━━━━━ Records provided ━━━━━

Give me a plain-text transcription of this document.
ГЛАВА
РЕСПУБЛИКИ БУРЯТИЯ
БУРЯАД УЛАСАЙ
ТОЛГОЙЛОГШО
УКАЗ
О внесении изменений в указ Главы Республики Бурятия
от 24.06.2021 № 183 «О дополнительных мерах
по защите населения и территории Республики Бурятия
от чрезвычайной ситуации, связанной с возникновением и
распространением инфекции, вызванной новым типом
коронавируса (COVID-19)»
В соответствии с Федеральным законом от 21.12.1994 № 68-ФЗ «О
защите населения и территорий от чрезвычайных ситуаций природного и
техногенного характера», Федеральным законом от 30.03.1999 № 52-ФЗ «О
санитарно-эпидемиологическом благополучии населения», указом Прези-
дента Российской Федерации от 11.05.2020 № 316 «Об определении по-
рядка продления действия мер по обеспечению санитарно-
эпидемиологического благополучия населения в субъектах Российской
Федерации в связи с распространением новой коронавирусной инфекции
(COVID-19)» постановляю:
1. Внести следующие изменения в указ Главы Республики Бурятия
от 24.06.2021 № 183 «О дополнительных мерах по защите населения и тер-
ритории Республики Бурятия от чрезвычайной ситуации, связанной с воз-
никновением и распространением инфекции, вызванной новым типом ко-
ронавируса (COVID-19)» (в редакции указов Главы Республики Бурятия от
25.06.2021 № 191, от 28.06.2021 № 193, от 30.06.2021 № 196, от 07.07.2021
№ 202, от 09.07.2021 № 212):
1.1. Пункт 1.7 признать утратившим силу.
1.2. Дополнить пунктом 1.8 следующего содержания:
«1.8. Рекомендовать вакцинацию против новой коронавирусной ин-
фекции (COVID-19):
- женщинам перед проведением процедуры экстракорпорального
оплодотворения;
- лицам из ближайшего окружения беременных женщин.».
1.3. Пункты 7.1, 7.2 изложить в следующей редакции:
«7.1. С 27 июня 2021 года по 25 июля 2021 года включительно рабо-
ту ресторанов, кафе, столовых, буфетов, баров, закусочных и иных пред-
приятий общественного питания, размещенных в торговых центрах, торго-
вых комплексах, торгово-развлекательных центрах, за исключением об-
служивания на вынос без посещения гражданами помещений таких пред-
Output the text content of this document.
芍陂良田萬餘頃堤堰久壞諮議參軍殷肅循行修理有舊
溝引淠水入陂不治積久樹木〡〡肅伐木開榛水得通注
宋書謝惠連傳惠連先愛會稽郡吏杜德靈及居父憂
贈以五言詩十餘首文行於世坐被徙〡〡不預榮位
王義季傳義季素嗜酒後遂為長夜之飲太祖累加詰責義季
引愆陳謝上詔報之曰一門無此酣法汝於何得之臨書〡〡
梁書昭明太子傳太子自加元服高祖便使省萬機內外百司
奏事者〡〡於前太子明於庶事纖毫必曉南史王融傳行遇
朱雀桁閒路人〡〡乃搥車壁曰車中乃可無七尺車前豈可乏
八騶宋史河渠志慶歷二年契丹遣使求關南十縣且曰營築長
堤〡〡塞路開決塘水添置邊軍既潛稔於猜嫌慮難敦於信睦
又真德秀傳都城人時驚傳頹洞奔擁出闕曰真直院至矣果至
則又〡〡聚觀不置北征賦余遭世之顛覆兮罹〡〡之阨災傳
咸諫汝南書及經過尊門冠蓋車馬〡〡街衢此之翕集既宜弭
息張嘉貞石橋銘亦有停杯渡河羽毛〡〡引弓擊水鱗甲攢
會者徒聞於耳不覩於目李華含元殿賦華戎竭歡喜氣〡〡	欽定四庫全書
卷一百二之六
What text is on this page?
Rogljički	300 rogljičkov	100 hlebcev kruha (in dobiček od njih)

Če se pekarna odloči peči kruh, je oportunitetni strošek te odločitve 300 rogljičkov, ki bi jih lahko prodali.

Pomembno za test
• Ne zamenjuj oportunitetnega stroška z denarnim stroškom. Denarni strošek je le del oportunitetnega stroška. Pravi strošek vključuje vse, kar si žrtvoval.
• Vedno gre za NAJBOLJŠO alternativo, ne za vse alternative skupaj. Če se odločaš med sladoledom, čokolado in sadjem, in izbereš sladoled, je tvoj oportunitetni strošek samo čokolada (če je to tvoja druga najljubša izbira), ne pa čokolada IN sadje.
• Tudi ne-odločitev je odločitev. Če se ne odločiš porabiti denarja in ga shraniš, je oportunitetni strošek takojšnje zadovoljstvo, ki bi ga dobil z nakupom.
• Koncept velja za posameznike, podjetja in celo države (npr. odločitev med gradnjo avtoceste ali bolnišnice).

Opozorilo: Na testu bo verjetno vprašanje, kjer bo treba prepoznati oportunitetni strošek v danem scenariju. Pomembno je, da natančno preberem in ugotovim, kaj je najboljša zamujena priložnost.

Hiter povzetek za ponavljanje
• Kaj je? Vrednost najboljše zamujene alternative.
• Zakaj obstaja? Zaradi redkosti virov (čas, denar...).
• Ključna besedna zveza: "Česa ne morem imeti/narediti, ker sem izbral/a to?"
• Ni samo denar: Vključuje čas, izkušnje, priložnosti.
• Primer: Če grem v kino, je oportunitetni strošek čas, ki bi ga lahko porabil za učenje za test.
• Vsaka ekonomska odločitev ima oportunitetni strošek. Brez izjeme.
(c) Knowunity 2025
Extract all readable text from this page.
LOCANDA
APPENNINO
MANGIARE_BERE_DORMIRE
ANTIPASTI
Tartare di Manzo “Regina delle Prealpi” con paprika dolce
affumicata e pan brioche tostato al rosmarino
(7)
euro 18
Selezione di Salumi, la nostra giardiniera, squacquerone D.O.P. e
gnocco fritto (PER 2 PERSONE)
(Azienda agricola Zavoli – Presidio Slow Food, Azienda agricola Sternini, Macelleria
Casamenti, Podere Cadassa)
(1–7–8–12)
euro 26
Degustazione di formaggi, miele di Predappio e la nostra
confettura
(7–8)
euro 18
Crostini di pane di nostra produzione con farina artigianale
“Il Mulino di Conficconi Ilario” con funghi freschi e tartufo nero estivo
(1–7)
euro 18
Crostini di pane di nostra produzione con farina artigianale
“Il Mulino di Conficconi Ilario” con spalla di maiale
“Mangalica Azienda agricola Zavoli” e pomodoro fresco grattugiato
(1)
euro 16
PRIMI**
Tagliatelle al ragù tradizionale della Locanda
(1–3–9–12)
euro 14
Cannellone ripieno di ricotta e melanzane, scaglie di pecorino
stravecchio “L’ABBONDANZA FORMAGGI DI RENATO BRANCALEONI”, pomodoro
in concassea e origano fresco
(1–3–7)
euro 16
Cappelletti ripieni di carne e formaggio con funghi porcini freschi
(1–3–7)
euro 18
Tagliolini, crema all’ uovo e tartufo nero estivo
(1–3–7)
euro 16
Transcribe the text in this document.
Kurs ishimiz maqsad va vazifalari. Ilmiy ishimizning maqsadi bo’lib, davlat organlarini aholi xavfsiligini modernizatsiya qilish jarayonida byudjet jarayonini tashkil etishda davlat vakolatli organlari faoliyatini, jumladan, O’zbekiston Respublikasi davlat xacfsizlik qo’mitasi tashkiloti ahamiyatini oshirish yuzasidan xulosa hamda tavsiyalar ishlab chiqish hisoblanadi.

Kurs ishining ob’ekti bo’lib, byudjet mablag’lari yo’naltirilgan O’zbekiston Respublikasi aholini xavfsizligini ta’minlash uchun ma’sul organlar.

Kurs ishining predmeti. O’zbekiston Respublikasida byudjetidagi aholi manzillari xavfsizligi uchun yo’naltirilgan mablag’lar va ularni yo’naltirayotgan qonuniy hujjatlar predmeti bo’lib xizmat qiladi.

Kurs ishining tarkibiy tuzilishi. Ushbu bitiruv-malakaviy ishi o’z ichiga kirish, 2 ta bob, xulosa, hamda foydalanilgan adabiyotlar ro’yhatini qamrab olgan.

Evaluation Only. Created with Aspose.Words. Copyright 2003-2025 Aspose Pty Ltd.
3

━━━━━

**Task to complete**
In the entries above, find every line with the word "page" and list it.

**Task output**
What text is on this page?
Extract all readable text from this page.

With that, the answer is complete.